▶ _EXTRACTED INFORMATION_:
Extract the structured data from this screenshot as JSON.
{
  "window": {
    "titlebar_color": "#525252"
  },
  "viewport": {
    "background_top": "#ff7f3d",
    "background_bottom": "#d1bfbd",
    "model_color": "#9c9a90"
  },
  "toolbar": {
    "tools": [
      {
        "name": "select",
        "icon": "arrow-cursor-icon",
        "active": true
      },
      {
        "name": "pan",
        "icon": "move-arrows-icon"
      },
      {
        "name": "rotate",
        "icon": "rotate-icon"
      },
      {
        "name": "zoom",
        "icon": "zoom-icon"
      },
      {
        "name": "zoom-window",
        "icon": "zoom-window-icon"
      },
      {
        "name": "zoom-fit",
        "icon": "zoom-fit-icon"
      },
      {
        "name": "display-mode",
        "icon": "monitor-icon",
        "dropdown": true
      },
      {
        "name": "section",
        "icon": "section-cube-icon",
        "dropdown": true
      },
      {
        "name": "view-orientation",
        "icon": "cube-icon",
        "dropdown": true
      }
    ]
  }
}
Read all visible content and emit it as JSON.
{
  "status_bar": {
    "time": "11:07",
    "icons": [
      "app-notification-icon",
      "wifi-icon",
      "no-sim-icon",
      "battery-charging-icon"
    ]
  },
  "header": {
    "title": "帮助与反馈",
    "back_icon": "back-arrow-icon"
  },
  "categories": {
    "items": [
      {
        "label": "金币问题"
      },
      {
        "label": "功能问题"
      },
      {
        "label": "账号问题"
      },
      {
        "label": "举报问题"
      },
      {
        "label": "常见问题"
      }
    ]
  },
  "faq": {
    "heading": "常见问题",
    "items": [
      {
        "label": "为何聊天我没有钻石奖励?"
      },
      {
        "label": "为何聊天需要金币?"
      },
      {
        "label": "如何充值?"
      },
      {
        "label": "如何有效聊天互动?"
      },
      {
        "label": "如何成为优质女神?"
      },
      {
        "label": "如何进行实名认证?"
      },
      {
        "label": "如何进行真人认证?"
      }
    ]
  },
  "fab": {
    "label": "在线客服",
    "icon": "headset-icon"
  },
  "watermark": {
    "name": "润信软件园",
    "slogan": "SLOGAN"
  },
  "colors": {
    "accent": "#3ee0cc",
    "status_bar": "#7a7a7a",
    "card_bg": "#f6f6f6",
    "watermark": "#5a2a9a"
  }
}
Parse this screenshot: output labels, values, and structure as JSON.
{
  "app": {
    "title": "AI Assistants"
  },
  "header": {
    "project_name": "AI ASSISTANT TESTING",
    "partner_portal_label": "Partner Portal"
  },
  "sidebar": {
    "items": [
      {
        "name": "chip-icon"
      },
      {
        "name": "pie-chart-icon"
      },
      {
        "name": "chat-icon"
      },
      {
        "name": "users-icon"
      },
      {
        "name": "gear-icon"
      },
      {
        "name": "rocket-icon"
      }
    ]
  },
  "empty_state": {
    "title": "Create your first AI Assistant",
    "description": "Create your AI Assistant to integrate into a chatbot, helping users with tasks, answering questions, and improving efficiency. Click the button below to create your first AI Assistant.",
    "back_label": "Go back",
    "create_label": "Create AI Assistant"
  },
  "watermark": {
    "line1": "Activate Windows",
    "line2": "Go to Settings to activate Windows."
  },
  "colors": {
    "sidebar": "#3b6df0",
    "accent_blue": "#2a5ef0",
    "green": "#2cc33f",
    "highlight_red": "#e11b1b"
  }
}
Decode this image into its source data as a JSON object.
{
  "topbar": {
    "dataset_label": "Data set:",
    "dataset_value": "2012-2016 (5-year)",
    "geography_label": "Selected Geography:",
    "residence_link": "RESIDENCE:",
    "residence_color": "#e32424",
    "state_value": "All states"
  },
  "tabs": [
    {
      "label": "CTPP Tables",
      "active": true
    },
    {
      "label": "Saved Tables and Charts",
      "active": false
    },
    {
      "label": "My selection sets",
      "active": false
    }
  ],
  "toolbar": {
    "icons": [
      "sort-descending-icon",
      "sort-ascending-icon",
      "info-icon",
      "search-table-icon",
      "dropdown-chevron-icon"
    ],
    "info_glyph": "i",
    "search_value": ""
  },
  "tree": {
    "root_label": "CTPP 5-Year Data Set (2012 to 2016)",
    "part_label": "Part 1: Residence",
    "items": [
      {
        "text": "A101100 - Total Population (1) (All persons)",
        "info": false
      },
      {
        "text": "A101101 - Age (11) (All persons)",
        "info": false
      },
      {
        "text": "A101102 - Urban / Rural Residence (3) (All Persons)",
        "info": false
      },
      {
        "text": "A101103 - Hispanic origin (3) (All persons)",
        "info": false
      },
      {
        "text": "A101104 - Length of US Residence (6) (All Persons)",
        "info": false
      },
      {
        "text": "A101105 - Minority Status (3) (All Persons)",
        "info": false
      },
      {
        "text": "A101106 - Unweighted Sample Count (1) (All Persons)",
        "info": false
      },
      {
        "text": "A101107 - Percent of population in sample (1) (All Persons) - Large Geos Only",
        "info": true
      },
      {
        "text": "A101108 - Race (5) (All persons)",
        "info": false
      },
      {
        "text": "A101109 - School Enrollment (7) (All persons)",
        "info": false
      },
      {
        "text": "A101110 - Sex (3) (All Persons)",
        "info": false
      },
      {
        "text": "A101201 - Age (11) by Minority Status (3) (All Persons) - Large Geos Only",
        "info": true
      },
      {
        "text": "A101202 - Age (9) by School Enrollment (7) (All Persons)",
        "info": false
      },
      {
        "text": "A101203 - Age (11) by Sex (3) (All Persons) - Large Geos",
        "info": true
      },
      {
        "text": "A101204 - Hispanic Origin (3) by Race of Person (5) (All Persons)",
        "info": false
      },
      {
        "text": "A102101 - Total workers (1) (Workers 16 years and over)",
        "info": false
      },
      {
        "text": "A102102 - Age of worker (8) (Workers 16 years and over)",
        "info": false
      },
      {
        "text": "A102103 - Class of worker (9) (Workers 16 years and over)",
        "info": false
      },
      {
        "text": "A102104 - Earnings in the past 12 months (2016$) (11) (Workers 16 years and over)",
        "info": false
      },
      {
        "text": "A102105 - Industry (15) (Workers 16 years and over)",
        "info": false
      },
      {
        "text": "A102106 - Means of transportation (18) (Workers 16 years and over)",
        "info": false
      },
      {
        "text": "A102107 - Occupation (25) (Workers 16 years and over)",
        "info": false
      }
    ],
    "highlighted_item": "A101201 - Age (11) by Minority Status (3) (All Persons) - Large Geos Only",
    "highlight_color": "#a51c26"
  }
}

▶ _PROBLEM TO SOLVE_: Print the entries exactly. Include every one.

▶ _PROBLEM SOLUTION_:
Extract the structured data from this screenshot as JSON.
{
  "window": {
    "titlebar_color": "#525252"
  },
  "viewport": {
    "background_top": "#ff7f3d",
    "background_bottom": "#d1bfbd",
    "model_color": "#9c9a90"
  },
  "toolbar": {
    "tools": [
      {
        "name": "select",
        "icon": "arrow-cursor-icon",
        "active": true
      },
      {
        "name": "pan",
        "icon": "move-arrows-icon"
      },
      {
        "name": "rotate",
        "icon": "rotate-icon"
      },
      {
        "name": "zoom",
        "icon": "zoom-icon"
      },
      {
        "name": "zoom-window",
        "icon": "zoom-window-icon"
      },
      {
        "name": "zoom-fit",
        "icon": "zoom-fit-icon"
      },
      {
        "name": "display-mode",
        "icon": "monitor-icon",
        "dropdown": true
      },
      {
        "name": "section",
        "icon": "section-cube-icon",
        "dropdown": true
      },
      {
        "name": "view-orientation",
        "icon": "cube-icon",
        "dropdown": true
      }
    ]
  }
}
Read all visible content and emit it as JSON.
{
  "status_bar": {
    "time": "11:07",
    "icons": [
      "app-notification-icon",
      "wifi-icon",
      "no-sim-icon",
      "battery-charging-icon"
    ]
  },
  "header": {
    "title": "帮助与反馈",
    "back_icon": "back-arrow-icon"
  },
  "categories": {
    "items": [
      {
        "label": "金币问题"
      },
      {
        "label": "功能问题"
      },
      {
        "label": "账号问题"
      },
      {
        "label": "举报问题"
      },
      {
        "label": "常见问题"
      }
    ]
  },
  "faq": {
    "heading": "常见问题",
    "items": [
      {
        "label": "为何聊天我没有钻石奖励?"
      },
      {
        "label": "为何聊天需要金币?"
      },
      {
        "label": "如何充值?"
      },
      {
        "label": "如何有效聊天互动?"
      },
      {
        "label": "如何成为优质女神?"
      },
      {
        "label": "如何进行实名认证?"
      },
      {
        "label": "如何进行真人认证?"
      }
    ]
  },
  "fab": {
    "label": "在线客服",
    "icon": "headset-icon"
  },
  "watermark": {
    "name": "润信软件园",
    "slogan": "SLOGAN"
  },
  "colors": {
    "accent": "#3ee0cc",
    "status_bar": "#7a7a7a",
    "card_bg": "#f6f6f6",
    "watermark": "#5a2a9a"
  }
}
Parse this screenshot: output labels, values, and structure as JSON.
{
  "app": {
    "title": "AI Assistants"
  },
  "header": {
    "project_name": "AI ASSISTANT TESTING",
    "partner_portal_label": "Partner Portal"
  },
  "sidebar": {
    "items": [
      {
        "name": "chip-icon"
      },
      {
        "name": "pie-chart-icon"
      },
      {
        "name": "chat-icon"
      },
      {
        "name": "users-icon"
      },
      {
        "name": "gear-icon"
      },
      {
        "name": "rocket-icon"
      }
    ]
  },
  "empty_state": {
    "title": "Create your first AI Assistant",
    "description": "Create your AI Assistant to integrate into a chatbot, helping users with tasks, answering questions, and improving efficiency. Click the button below to create your first AI Assistant.",
    "back_label": "Go back",
    "create_label": "Create AI Assistant"
  },
  "watermark": {
    "line1": "Activate Windows",
    "line2": "Go to Settings to activate Windows."
  },
  "colors": {
    "sidebar": "#3b6df0",
    "accent_blue": "#2a5ef0",
    "green": "#2cc33f",
    "highlight_red": "#e11b1b"
  }
}
Decode this image into its source data as a JSON object.
{
  "topbar": {
    "dataset_label": "Data set:",
    "dataset_value": "2012-2016 (5-year)",
    "geography_label": "Selected Geography:",
    "residence_link": "RESIDENCE:",
    "residence_color": "#e32424",
    "state_value": "All states"
  },
  "tabs": [
    {
      "label": "CTPP Tables",
      "active": true
    },
    {
      "label": "Saved Tables and Charts",
      "active": false
    },
    {
      "label": "My selection sets",
      "active": false
    }
  ],
  "toolbar": {
    "icons": [
      "sort-descending-icon",
      "sort-ascending-icon",
      "info-icon",
      "search-table-icon",
      "dropdown-chevron-icon"
    ],
    "info_glyph": "i",
    "search_value": ""
  },
  "tree": {
    "root_label": "CTPP 5-Year Data Set (2012 to 2016)",
    "part_label": "Part 1: Residence",
    "items": [
      {
        "text": "A101100 - Total Population (1) (All persons)",
        "info": false
      },
      {
        "text": "A101101 - Age (11) (All persons)",
        "info": false
      },
      {
        "text": "A101102 - Urban / Rural Residence (3) (All Persons)",
        "info": false
      },
      {
        "text": "A101103 - Hispanic origin (3) (All persons)",
        "info": false
      },
      {
        "text": "A101104 - Length of US Residence (6) (All Persons)",
        "info": false
      },
      {
        "text": "A101105 - Minority Status (3) (All Persons)",
        "info": false
      },
      {
        "text": "A101106 - Unweighted Sample Count (1) (All Persons)",
        "info": false
      },
      {
        "text": "A101107 - Percent of population in sample (1) (All Persons) - Large Geos Only",
        "info": true
      },
      {
        "text": "A101108 - Race (5) (All persons)",
        "info": false
      },
      {
        "text": "A101109 - School Enrollment (7) (All persons)",
        "info": false
      },
      {
        "text": "A101110 - Sex (3) (All Persons)",
        "info": false
      },
      {
        "text": "A101201 - Age (11) by Minority Status (3) (All Persons) - Large Geos Only",
        "info": true
      },
      {
        "text": "A101202 - Age (9) by School Enrollment (7) (All Persons)",
        "info": false
      },
      {
        "text": "A101203 - Age (11) by Sex (3) (All Persons) - Large Geos",
        "info": true
      },
      {
        "text": "A101204 - Hispanic Origin (3) by Race of Person (5) (All Persons)",
        "info": false
      },
      {
        "text": "A102101 - Total workers (1) (Workers 16 years and over)",
        "info": false
      },
      {
        "text": "A102102 - Age of worker (8) (Workers 16 years and over)",
        "info": false
      },
      {
        "text": "A102103 - Class of worker (9) (Workers 16 years and over)",
        "info": false
      },
      {
        "text": "A102104 - Earnings in the past 12 months (2016$) (11) (Workers 16 years and over)",
        "info": false
      },
      {
        "text": "A102105 - Industry (15) (Workers 16 years and over)",
        "info": false
      },
      {
        "text": "A102106 - Means of transportation (18) (Workers 16 years and over)",
        "info": false
      },
      {
        "text": "A102107 - Occupation (25) (Workers 16 years and over)",
        "info": false
      }
    ],
    "highlighted_item": "A101201 - Age (11) by Minority Status (3) (All Persons) - Large Geos Only",
    "highlight_color": "#a51c26"
  }
}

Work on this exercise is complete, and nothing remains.